Entries from a dataset:
****************
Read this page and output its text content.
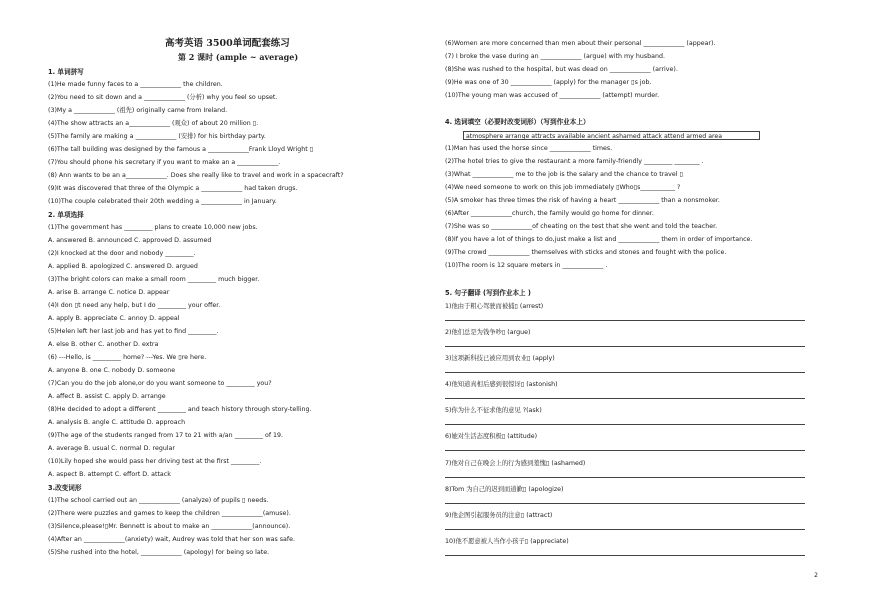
高考英语 3500单词配套练习
第 2 课时 (ample ~ average)
1. 单词拼写
(1)He made funny faces to a _____________ the children.
(2)You need to sit down and a _____________ (分析) why you feel so upset.
(3)My a _____________ (祖先) originally came from Ireland.
(4)The show attracts an a_____________ (观众) of about 20 million ▯.
(5)The family are making a _____________ (安排) for his birthday party.
(6)The tall building was designed by the famous a _____________Frank Lloyd Wright ▯
(7)You should phone his secretary if you want to make an a _____________.
(8) Ann wants to be an a_____________. Does she really like to travel and work in a spacecraft?
(9)It was discovered that three of the Olympic a _____________ had taken drugs.
(10)The couple celebrated their 20th wedding a _____________ in January.
2. 单项选择
(1)The government has _________ plans to create 10,000 new jobs.
A. answered B. announced C. approved D. assumed
(2)I knocked at the door and nobody _________.
A. applied B. apologized C. answered D. argued
(3)The bright colors can make a small room _________ much bigger.
A. arise B. arrange C. notice D. appear
(4)I don ▯t need any help, but I do _________ your offer.
A. apply B. appreciate C. annoy D. appeal
(5)Helen left her last job and has yet to find _________.
A. else B. other C. another D. extra
(6) ---Hello, is _________ home? ---Yes. We ▯re here.
A. anyone B. one C. nobody D. someone
(7)Can you do the job alone,or do you want someone to _________ you?
A. affect B. assist C. apply D. arrange
(8)He decided to adopt a different _________ and teach history through story-telling.
A. analysis B. angle C. attitude D. approach
(9)The age of the students ranged from 17 to 21 with a/an _________ of 19.
A. average B. usual C. normal D. regular
(10)Lily hoped she would pass her driving test at the first _________.
A. aspect B. attempt C. effort D. attack
3.改变词形
(1)The school carried out an _____________ (analyze) of pupils ▯ needs.
(2)There were puzzles and games to keep the children _____________(amuse).
(3)Silence,please!▯Mr. Bennett is about to make an _____________(announce).
(4)After an _____________(anxiety) wait, Audrey was told that her son was safe.
(5)She rushed into the hotel, _____________ (apology) for being so late.
(6)Women are more concerned than men about their personal _____________ (appear).
(7) I broke the vase during an _____________ (argue) with my husband.
(8)She was rushed to the hospital, but was dead on _____________ (arrive).
(9)He was one of 30 _____________ (apply) for the manager ▯s job.
(10)The young man was accused of _____________ (attempt) murder.
4. 选词填空（必要时改变词形）（写到作业本上）
(1)Man has used the horse since _____________ times.
(2)The hotel tries to give the restaurant a more family-friendly _________ ________ .
(3)What _____________ me to the job is the salary and the chance to travel ▯
(4)We need someone to work on this job immediately ▯Who▯s___________ ?
(5)A smoker has three times the risk of having a heart _____________ than a nonsmoker.
(6)After _____________church, the family would go home for dinner.
(7)She was so _____________of cheating on the test that she went and told the teacher.
(8)If you have a lot of things to do,just make a list and _____________ them in order of importance.
(9)The crowd _____________ themselves with sticks and stones and fought with the police.
(10)The room is 12 square meters in _____________ .
5. 句子翻译 (写到作业本上 )
1)他由于粗心驾驶而被捕▯ (arrest)
2)他们总是为钱争吵▯ (argue)
3)这项新科技已被应用到农业▯ (apply)
4)他知道真相后感到很惊讶▯ (astonish)
5)你为什么不征求他的意见 ?(ask)
6)她对生活态度积极▯ (attitude)
7)他对自己在晚会上的行为感到羞愧▯ (ashamed)
8)Tom 为自己的迟到而道歉▯ (apologize)
9)他企图引起服务员的注意▯ (attract)
10)他不愿意被人当作小孩子▯ (appreciate)
atmosphere arrange attracts available ancient ashamed attack attend armed area
2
****************
Set exercise –
Using the material above, retype each entry exactly and omit the pictures.

Answer to this problem –
Read this page and output its text content.
高考英语 3500单词配套练习
第 2 课时 (ample ~ average)
1. 单词拼写
(1)He made funny faces to a _____________ the children.
(2)You need to sit down and a _____________ (分析) why you feel so upset.
(3)My a _____________ (祖先) originally came from Ireland.
(4)The show attracts an a_____________ (观众) of about 20 million ▯.
(5)The family are making a _____________ (安排) for his birthday party.
(6)The tall building was designed by the famous a _____________Frank Lloyd Wright ▯
(7)You should phone his secretary if you want to make an a _____________.
(8) Ann wants to be an a_____________. Does she really like to travel and work in a spacecraft?
(9)It was discovered that three of the Olympic a _____________ had taken drugs.
(10)The couple celebrated their 20th wedding a _____________ in January.
2. 单项选择
(1)The government has _________ plans to create 10,000 new jobs.
A. answered B. announced C. approved D. assumed
(2)I knocked at the door and nobody _________.
A. applied B. apologized C. answered D. argued
(3)The bright colors can make a small room _________ much bigger.
A. arise B. arrange C. notice D. appear
(4)I don ▯t need any help, but I do _________ your offer.
A. apply B. appreciate C. annoy D. appeal
(5)Helen left her last job and has yet to find _________.
A. else B. other C. another D. extra
(6) ---Hello, is _________ home? ---Yes. We ▯re here.
A. anyone B. one C. nobody D. someone
(7)Can you do the job alone,or do you want someone to _________ you?
A. affect B. assist C. apply D. arrange
(8)He decided to adopt a different _________ and teach history through story-telling.
A. analysis B. angle C. attitude D. approach
(9)The age of the students ranged from 17 to 21 with a/an _________ of 19.
A. average B. usual C. normal D. regular
(10)Lily hoped she would pass her driving test at the first _________.
A. aspect B. attempt C. effort D. attack
3.改变词形
(1)The school carried out an _____________ (analyze) of pupils ▯ needs.
(2)There were puzzles and games to keep the children _____________(amuse).
(3)Silence,please!▯Mr. Bennett is about to make an _____________(announce).
(4)After an _____________(anxiety) wait, Audrey was told that her son was safe.
(5)She rushed into the hotel, _____________ (apology) for being so late.
(6)Women are more concerned than men about their personal _____________ (appear).
(7) I broke the vase during an _____________ (argue) with my husband.
(8)She was rushed to the hospital, but was dead on _____________ (arrive).
(9)He was one of 30 _____________ (apply) for the manager ▯s job.
(10)The young man was accused of _____________ (attempt) murder.
4. 选词填空（必要时改变词形）（写到作业本上）
(1)Man has used the horse since _____________ times.
(2)The hotel tries to give the restaurant a more family-friendly _________ ________ .
(3)What _____________ me to the job is the salary and the chance to travel ▯
(4)We need someone to work on this job immediately ▯Who▯s___________ ?
(5)A smoker has three times the risk of having a heart _____________ than a nonsmoker.
(6)After _____________church, the family would go home for dinner.
(7)She was so _____________of cheating on the test that she went and told the teacher.
(8)If you have a lot of things to do,just make a list and _____________ them in order of importance.
(9)The crowd _____________ themselves with sticks and stones and fought with the police.
(10)The room is 12 square meters in _____________ .
5. 句子翻译 (写到作业本上 )
1)他由于粗心驾驶而被捕▯ (arrest)
2)他们总是为钱争吵▯ (argue)
3)这项新科技已被应用到农业▯ (apply)
4)他知道真相后感到很惊讶▯ (astonish)
5)你为什么不征求他的意见 ?(ask)
6)她对生活态度积极▯ (attitude)
7)他对自己在晚会上的行为感到羞愧▯ (ashamed)
8)Tom 为自己的迟到而道歉▯ (apologize)
9)他企图引起服务员的注意▯ (attract)
10)他不愿意被人当作小孩子▯ (appreciate)
atmosphere arrange attracts available ancient ashamed attack attend armed area
2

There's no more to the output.